■ Stated exercise ■
Identify every line in the records below that contains the word "icon", and copy each of those lines.

[Stored entries]
.....

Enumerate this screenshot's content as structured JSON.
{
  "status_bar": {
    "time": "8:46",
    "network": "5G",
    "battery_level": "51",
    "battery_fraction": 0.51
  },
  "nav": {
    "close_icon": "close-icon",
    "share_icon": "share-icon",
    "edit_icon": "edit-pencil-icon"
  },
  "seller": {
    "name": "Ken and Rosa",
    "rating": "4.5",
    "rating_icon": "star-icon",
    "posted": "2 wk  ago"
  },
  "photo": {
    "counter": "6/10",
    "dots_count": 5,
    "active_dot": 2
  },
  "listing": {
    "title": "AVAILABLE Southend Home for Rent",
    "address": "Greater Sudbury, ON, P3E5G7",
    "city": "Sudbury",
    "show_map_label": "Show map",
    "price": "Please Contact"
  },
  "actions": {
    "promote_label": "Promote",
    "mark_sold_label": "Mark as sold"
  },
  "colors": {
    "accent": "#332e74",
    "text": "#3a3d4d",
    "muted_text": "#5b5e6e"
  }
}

.....

■ The reply ■
    "close_icon": "close-icon",
    "share_icon": "share-icon",
    "edit_icon": "edit-pencil-icon"
    "rating_icon": "star-icon",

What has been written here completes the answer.